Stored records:

....

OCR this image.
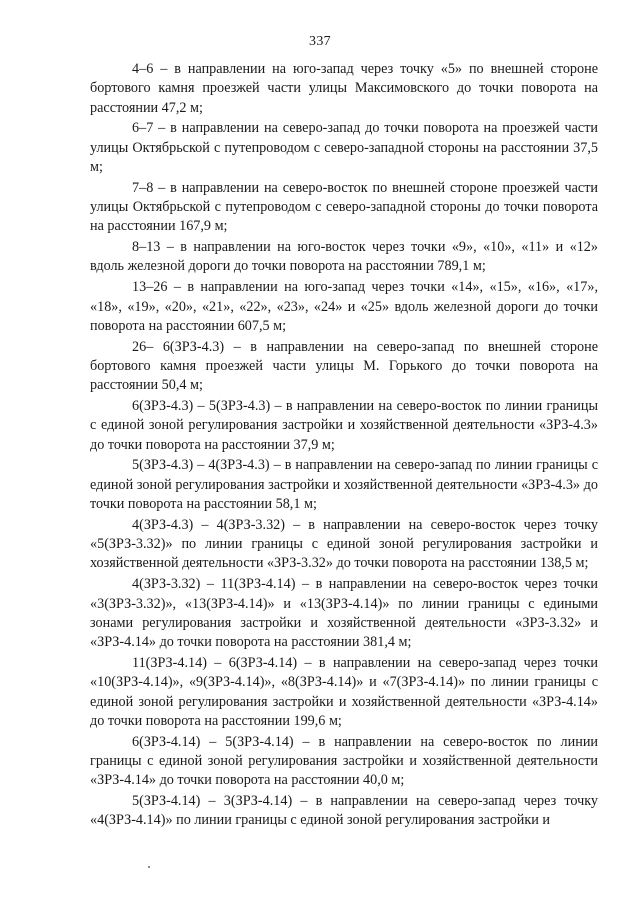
337

4–6 – в направлении на юго-запад через точку «5» по внешней стороне бортового камня проезжей части улицы Максимовского до точки поворота на расстоянии 47,2 м;

6–7 – в направлении на северо-запад до точки поворота на проезжей части улицы Октябрьской с путепроводом с северо-западной стороны на расстоянии 37,5 м;

7–8 – в направлении на северо-восток по внешней стороне проезжей части улицы Октябрьской с путепроводом с северо-западной стороны до точки поворота на расстоянии 167,9 м;

8–13 – в направлении на юго-восток через точки «9», «10», «11» и «12» вдоль железной дороги до точки поворота на расстоянии 789,1 м;

13–26 – в направлении на юго-запад через точки «14», «15», «16», «17», «18», «19», «20», «21», «22», «23», «24» и «25» вдоль железной дороги до точки поворота на расстоянии 607,5 м;

26– 6(ЗРЗ-4.3) – в направлении на северо-запад по внешней стороне бортового камня проезжей части улицы М. Горького до точки поворота на расстоянии 50,4 м;

6(ЗРЗ-4.3) – 5(ЗРЗ-4.3) – в направлении на северо-восток по линии границы с единой зоной регулирования застройки и хозяйственной деятельности «ЗРЗ-4.3» до точки поворота на расстоянии 37,9 м;

5(ЗРЗ-4.3) – 4(ЗРЗ-4.3) – в направлении на северо-запад по линии границы с единой зоной регулирования застройки и хозяйственной деятельности «ЗРЗ-4.3» до точки поворота на расстоянии 58,1 м;

4(ЗРЗ-4.3) – 4(ЗРЗ-3.32) – в направлении на северо-восток через точку «5(ЗРЗ-3.32)» по линии границы с единой зоной регулирования застройки и хозяйственной деятельности «ЗРЗ-3.32» до точки поворота на расстоянии 138,5 м;

4(ЗРЗ-3.32) – 11(ЗРЗ-4.14) – в направлении на северо-восток через точки «3(ЗРЗ-3.32)», «13(ЗРЗ-4.14)» и «13(ЗРЗ-4.14)» по линии границы с едиными зонами регулирования застройки и хозяйственной деятельности «ЗРЗ-3.32» и «ЗРЗ-4.14» до точки поворота на расстоянии 381,4 м;

11(ЗРЗ-4.14) – 6(ЗРЗ-4.14) – в направлении на северо-запад через точки «10(ЗРЗ-4.14)», «9(ЗРЗ-4.14)», «8(ЗРЗ-4.14)» и «7(ЗРЗ-4.14)» по линии границы с единой зоной регулирования застройки и хозяйственной деятельности «ЗРЗ-4.14» до точки поворота на расстоянии 199,6 м;

6(ЗРЗ-4.14) – 5(ЗРЗ-4.14) – в направлении на северо-восток по линии границы с единой зоной регулирования застройки и хозяйственной деятельности «ЗРЗ-4.14» до точки поворота на расстоянии 40,0 м;

5(ЗРЗ-4.14) – 3(ЗРЗ-4.14) – в направлении на северо-запад через точку «4(ЗРЗ-4.14)» по линии границы с единой зоной регулирования застройки и
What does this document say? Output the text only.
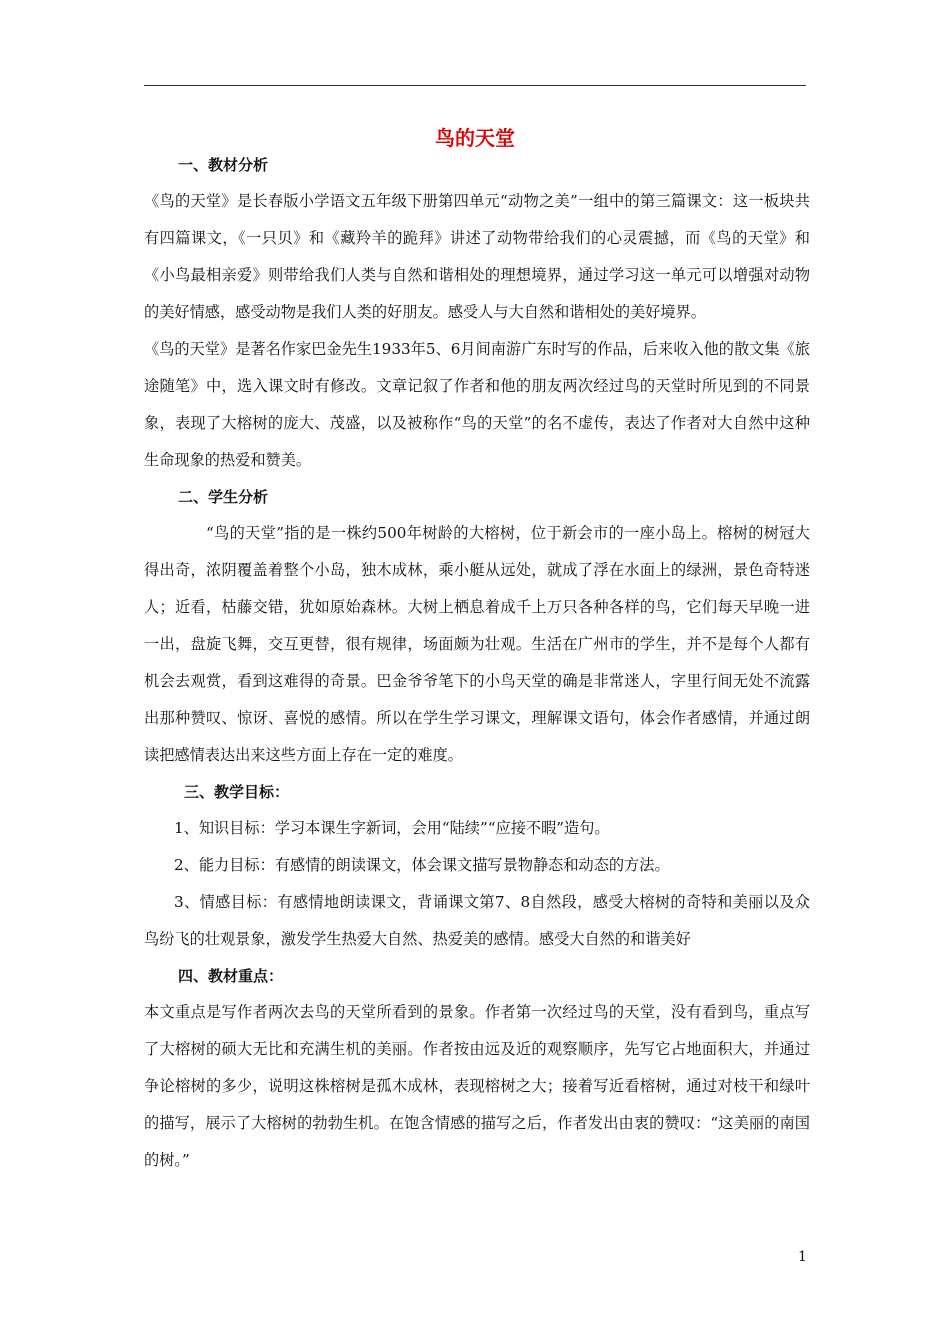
鸟的天堂

一、教材分析

《鸟的天堂》是长春版小学语文五年级下册第四单元“动物之美”一组中的第三篇课文：这一板块共有四篇课文，《一只贝》和《藏羚羊的跪拜》讲述了动物带给我们的心灵震撼，而《鸟的天堂》和《小鸟最相亲爱》则带给我们人类与自然和谐相处的理想境界，通过学习这一单元可以增强对动物的美好情感，感受动物是我们人类的好朋友。感受人与大自然和谐相处的美好境界。

《鸟的天堂》是著名作家巴金先生1933年5、6月间南游广东时写的作品，后来收入他的散文集《旅途随笔》中，选入课文时有修改。文章记叙了作者和他的朋友两次经过鸟的天堂时所见到的不同景象，表现了大榕树的庞大、茂盛，以及被称作“鸟的天堂”的名不虚传，表达了作者对大自然中这种生命现象的热爱和赞美。

二、学生分析

“鸟的天堂”指的是一株约500年树龄的大榕树，位于新会市的一座小岛上。榕树的树冠大得出奇，浓阴覆盖着整个小岛，独木成林，乘小艇从远处，就成了浮在水面上的绿洲，景色奇特迷人；近看，枯藤交错，犹如原始森林。大树上栖息着成千上万只各种各样的鸟，它们每天早晚一进一出，盘旋飞舞，交互更替，很有规律，场面颇为壮观。生活在广州市的学生，并不是每个人都有机会去观赏，看到这难得的奇景。巴金爷爷笔下的小鸟天堂的确是非常迷人，字里行间无处不流露出那种赞叹、惊讶、喜悦的感情。所以在学生学习课文，理解课文语句，体会作者感情，并通过朗读把感情表达出来这些方面上存在一定的难度。

三、教学目标：

1、知识目标：学习本课生字新词，会用“陆续”“应接不暇”造句。

2、能力目标：有感情的朗读课文，体会课文描写景物静态和动态的方法。

3、情感目标：有感情地朗读课文，背诵课文第7、8自然段，感受大榕树的奇特和美丽以及众鸟纷飞的壮观景象，激发学生热爱大自然、热爱美的感情。感受大自然的和谐美好

四、教材重点：

本文重点是写作者两次去鸟的天堂所看到的景象。作者第一次经过鸟的天堂，没有看到鸟，重点写了大榕树的硕大无比和充满生机的美丽。作者按由远及近的观察顺序，先写它占地面积大，并通过争论榕树的多少，说明这株榕树是孤木成林，表现榕树之大；接着写近看榕树，通过对枝干和绿叶的描写，展示了大榕树的勃勃生机。在饱含情感的描写之后，作者发出由衷的赞叹：“这美丽的南国的树。”

1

....

» **TASK TO CARRY OUT**
Leave the pictures out, and transcribe each of the records exactly.

» **ANSWER FOR THE TASK**
OCR this image.
337

4–6 – в направлении на юго-запад через точку «5» по внешней стороне бортового камня проезжей части улицы Максимовского до точки поворота на расстоянии 47,2 м;

6–7 – в направлении на северо-запад до точки поворота на проезжей части улицы Октябрьской с путепроводом с северо-западной стороны на расстоянии 37,5 м;

7–8 – в направлении на северо-восток по внешней стороне проезжей части улицы Октябрьской с путепроводом с северо-западной стороны до точки поворота на расстоянии 167,9 м;

8–13 – в направлении на юго-восток через точки «9», «10», «11» и «12» вдоль железной дороги до точки поворота на расстоянии 789,1 м;

13–26 – в направлении на юго-запад через точки «14», «15», «16», «17», «18», «19», «20», «21», «22», «23», «24» и «25» вдоль железной дороги до точки поворота на расстоянии 607,5 м;

26– 6(ЗРЗ-4.3) – в направлении на северо-запад по внешней стороне бортового камня проезжей части улицы М. Горького до точки поворота на расстоянии 50,4 м;

6(ЗРЗ-4.3) – 5(ЗРЗ-4.3) – в направлении на северо-восток по линии границы с единой зоной регулирования застройки и хозяйственной деятельности «ЗРЗ-4.3» до точки поворота на расстоянии 37,9 м;

5(ЗРЗ-4.3) – 4(ЗРЗ-4.3) – в направлении на северо-запад по линии границы с единой зоной регулирования застройки и хозяйственной деятельности «ЗРЗ-4.3» до точки поворота на расстоянии 58,1 м;

4(ЗРЗ-4.3) – 4(ЗРЗ-3.32) – в направлении на северо-восток через точку «5(ЗРЗ-3.32)» по линии границы с единой зоной регулирования застройки и хозяйственной деятельности «ЗРЗ-3.32» до точки поворота на расстоянии 138,5 м;

4(ЗРЗ-3.32) – 11(ЗРЗ-4.14) – в направлении на северо-восток через точки «3(ЗРЗ-3.32)», «13(ЗРЗ-4.14)» и «13(ЗРЗ-4.14)» по линии границы с едиными зонами регулирования застройки и хозяйственной деятельности «ЗРЗ-3.32» и «ЗРЗ-4.14» до точки поворота на расстоянии 381,4 м;

11(ЗРЗ-4.14) – 6(ЗРЗ-4.14) – в направлении на северо-запад через точки «10(ЗРЗ-4.14)», «9(ЗРЗ-4.14)», «8(ЗРЗ-4.14)» и «7(ЗРЗ-4.14)» по линии границы с единой зоной регулирования застройки и хозяйственной деятельности «ЗРЗ-4.14» до точки поворота на расстоянии 199,6 м;

6(ЗРЗ-4.14) – 5(ЗРЗ-4.14) – в направлении на северо-восток по линии границы с единой зоной регулирования застройки и хозяйственной деятельности «ЗРЗ-4.14» до точки поворота на расстоянии 40,0 м;

5(ЗРЗ-4.14) – 3(ЗРЗ-4.14) – в направлении на северо-запад через точку «4(ЗРЗ-4.14)» по линии границы с единой зоной регулирования застройки и
What does this document say? Output the text only.
鸟的天堂

一、教材分析

《鸟的天堂》是长春版小学语文五年级下册第四单元“动物之美”一组中的第三篇课文：这一板块共有四篇课文，《一只贝》和《藏羚羊的跪拜》讲述了动物带给我们的心灵震撼，而《鸟的天堂》和《小鸟最相亲爱》则带给我们人类与自然和谐相处的理想境界，通过学习这一单元可以增强对动物的美好情感，感受动物是我们人类的好朋友。感受人与大自然和谐相处的美好境界。

《鸟的天堂》是著名作家巴金先生1933年5、6月间南游广东时写的作品，后来收入他的散文集《旅途随笔》中，选入课文时有修改。文章记叙了作者和他的朋友两次经过鸟的天堂时所见到的不同景象，表现了大榕树的庞大、茂盛，以及被称作“鸟的天堂”的名不虚传，表达了作者对大自然中这种生命现象的热爱和赞美。

二、学生分析

“鸟的天堂”指的是一株约500年树龄的大榕树，位于新会市的一座小岛上。榕树的树冠大得出奇，浓阴覆盖着整个小岛，独木成林，乘小艇从远处，就成了浮在水面上的绿洲，景色奇特迷人；近看，枯藤交错，犹如原始森林。大树上栖息着成千上万只各种各样的鸟，它们每天早晚一进一出，盘旋飞舞，交互更替，很有规律，场面颇为壮观。生活在广州市的学生，并不是每个人都有机会去观赏，看到这难得的奇景。巴金爷爷笔下的小鸟天堂的确是非常迷人，字里行间无处不流露出那种赞叹、惊讶、喜悦的感情。所以在学生学习课文，理解课文语句，体会作者感情，并通过朗读把感情表达出来这些方面上存在一定的难度。

三、教学目标：

1、知识目标：学习本课生字新词，会用“陆续”“应接不暇”造句。

2、能力目标：有感情的朗读课文，体会课文描写景物静态和动态的方法。

3、情感目标：有感情地朗读课文，背诵课文第7、8自然段，感受大榕树的奇特和美丽以及众鸟纷飞的壮观景象，激发学生热爱大自然、热爱美的感情。感受大自然的和谐美好

四、教材重点：

本文重点是写作者两次去鸟的天堂所看到的景象。作者第一次经过鸟的天堂，没有看到鸟，重点写了大榕树的硕大无比和充满生机的美丽。作者按由远及近的观察顺序，先写它占地面积大，并通过争论榕树的多少，说明这株榕树是孤木成林，表现榕树之大；接着写近看榕树，通过对枝干和绿叶的描写，展示了大榕树的勃勃生机。在饱含情感的描写之后，作者发出由衷的赞叹：“这美丽的南国的树。”

1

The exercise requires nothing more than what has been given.